> **Dataset records**:
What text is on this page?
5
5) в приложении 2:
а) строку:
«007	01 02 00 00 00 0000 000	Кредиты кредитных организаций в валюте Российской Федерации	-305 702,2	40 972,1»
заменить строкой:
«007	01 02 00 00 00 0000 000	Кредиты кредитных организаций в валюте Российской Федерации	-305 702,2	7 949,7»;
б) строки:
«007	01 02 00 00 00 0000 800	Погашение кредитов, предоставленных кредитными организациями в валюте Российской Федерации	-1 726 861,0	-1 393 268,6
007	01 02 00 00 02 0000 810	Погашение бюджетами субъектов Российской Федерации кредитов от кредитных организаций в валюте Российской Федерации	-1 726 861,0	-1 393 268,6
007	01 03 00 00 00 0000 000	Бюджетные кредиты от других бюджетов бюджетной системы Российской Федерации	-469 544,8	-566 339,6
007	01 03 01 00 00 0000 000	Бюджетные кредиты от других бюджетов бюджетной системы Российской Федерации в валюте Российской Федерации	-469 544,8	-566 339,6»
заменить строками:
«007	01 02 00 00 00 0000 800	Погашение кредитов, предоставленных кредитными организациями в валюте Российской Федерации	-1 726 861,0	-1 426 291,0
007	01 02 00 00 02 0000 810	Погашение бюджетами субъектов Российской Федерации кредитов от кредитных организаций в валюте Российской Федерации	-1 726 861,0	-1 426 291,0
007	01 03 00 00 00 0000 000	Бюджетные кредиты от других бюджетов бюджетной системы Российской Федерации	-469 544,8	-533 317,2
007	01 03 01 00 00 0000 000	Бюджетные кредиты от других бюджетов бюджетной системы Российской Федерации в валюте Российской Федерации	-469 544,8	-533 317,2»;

> **Problem requirements**:
Reproduce each record exactly, leaving nothing out.

> **Solution for this task**:
What text is on this page?
5
5) в приложении 2:
а) строку:
«007	01 02 00 00 00 0000 000	Кредиты кредитных организаций в валюте Российской Федерации	-305 702,2	40 972,1»
заменить строкой:
«007	01 02 00 00 00 0000 000	Кредиты кредитных организаций в валюте Российской Федерации	-305 702,2	7 949,7»;
б) строки:
«007	01 02 00 00 00 0000 800	Погашение кредитов, предоставленных кредитными организациями в валюте Российской Федерации	-1 726 861,0	-1 393 268,6
007	01 02 00 00 02 0000 810	Погашение бюджетами субъектов Российской Федерации кредитов от кредитных организаций в валюте Российской Федерации	-1 726 861,0	-1 393 268,6
007	01 03 00 00 00 0000 000	Бюджетные кредиты от других бюджетов бюджетной системы Российской Федерации	-469 544,8	-566 339,6
007	01 03 01 00 00 0000 000	Бюджетные кредиты от других бюджетов бюджетной системы Российской Федерации в валюте Российской Федерации	-469 544,8	-566 339,6»
заменить строками:
«007	01 02 00 00 00 0000 800	Погашение кредитов, предоставленных кредитными организациями в валюте Российской Федерации	-1 726 861,0	-1 426 291,0
007	01 02 00 00 02 0000 810	Погашение бюджетами субъектов Российской Федерации кредитов от кредитных организаций в валюте Российской Федерации	-1 726 861,0	-1 426 291,0
007	01 03 00 00 00 0000 000	Бюджетные кредиты от других бюджетов бюджетной системы Российской Федерации	-469 544,8	-533 317,2
007	01 03 01 00 00 0000 000	Бюджетные кредиты от других бюджетов бюджетной системы Российской Федерации в валюте Российской Федерации	-469 544,8	-533 317,2»;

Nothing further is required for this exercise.